What the task requires:
Please copy every line of the records below that holds the word "text".

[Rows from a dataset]
* * * * *

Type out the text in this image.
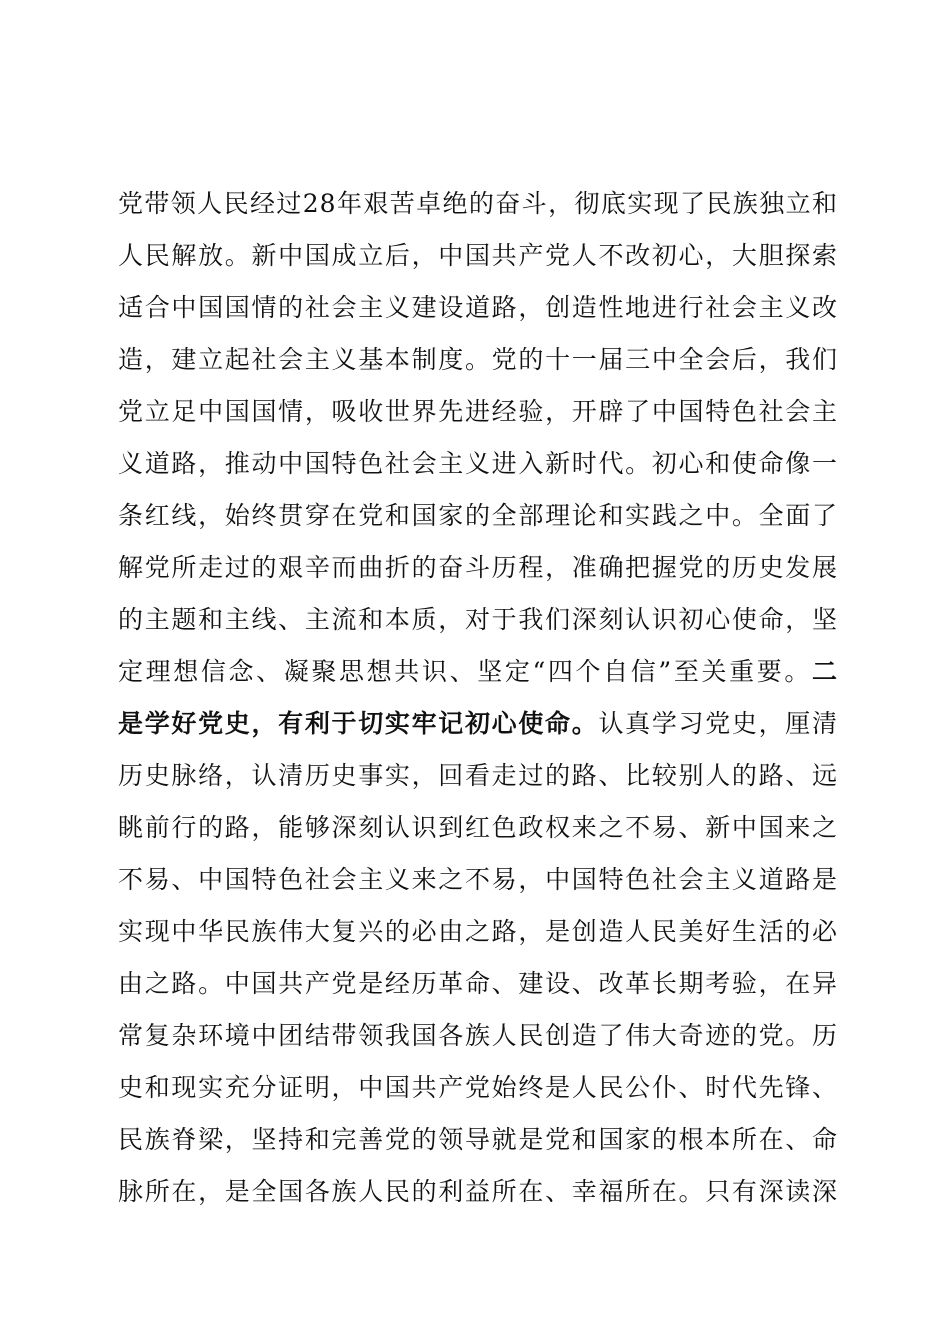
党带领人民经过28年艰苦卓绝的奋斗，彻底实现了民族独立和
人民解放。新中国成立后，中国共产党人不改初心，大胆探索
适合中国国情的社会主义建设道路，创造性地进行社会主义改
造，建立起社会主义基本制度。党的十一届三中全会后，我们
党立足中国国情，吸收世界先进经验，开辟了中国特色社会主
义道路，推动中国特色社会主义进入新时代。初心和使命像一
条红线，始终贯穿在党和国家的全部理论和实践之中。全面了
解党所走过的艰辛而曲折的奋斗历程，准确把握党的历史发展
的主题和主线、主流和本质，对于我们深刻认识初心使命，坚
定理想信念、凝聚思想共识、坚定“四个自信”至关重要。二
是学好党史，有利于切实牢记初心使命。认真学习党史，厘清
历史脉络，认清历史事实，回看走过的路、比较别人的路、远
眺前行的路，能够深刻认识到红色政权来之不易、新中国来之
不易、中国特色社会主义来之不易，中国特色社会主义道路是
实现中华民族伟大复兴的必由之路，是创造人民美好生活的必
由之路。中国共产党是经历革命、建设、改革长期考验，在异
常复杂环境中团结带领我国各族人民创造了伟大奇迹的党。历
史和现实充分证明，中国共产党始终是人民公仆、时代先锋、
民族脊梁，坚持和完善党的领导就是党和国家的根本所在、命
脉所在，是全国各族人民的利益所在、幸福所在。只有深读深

* * * * *

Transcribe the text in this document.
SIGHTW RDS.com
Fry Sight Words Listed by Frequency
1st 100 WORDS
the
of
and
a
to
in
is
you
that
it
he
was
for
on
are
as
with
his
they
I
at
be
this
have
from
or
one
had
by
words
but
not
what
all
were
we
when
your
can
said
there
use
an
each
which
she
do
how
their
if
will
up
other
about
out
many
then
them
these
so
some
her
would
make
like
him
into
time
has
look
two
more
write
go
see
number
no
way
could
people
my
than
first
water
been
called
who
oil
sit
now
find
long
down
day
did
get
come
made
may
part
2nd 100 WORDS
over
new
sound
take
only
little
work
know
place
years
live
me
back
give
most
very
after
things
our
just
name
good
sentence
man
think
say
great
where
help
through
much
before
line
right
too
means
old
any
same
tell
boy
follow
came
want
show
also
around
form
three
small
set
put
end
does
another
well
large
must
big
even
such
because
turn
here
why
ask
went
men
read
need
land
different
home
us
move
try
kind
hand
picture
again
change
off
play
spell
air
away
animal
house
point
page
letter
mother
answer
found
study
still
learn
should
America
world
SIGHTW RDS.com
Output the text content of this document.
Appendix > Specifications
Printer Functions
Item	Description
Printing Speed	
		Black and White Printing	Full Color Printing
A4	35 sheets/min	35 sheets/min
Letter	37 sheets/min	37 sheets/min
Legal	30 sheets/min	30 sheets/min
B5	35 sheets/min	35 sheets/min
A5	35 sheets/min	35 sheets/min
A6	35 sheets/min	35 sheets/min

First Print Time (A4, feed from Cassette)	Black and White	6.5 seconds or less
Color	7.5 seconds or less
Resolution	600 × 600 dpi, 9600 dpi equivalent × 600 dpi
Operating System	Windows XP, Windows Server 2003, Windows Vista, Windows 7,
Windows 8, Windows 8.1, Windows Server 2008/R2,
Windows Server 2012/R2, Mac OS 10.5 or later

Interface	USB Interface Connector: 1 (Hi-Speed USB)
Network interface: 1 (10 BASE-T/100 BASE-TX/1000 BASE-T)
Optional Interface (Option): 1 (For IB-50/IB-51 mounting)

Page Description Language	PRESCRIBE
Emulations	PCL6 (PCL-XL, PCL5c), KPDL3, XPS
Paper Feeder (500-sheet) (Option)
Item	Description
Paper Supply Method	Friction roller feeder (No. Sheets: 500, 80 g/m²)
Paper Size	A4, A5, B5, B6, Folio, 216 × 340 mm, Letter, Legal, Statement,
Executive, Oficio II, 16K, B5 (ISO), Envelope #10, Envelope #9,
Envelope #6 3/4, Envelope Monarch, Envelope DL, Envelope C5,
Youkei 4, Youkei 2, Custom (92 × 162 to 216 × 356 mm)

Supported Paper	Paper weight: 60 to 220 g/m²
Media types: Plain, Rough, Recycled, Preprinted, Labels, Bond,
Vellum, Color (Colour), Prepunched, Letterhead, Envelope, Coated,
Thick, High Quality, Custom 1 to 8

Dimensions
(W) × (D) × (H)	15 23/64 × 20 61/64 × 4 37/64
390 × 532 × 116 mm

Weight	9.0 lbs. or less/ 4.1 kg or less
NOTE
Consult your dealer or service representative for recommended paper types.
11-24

* * * * *

Correct output:
Type out the text in this image.
Transcribe the text in this document.
Output the text content of this document.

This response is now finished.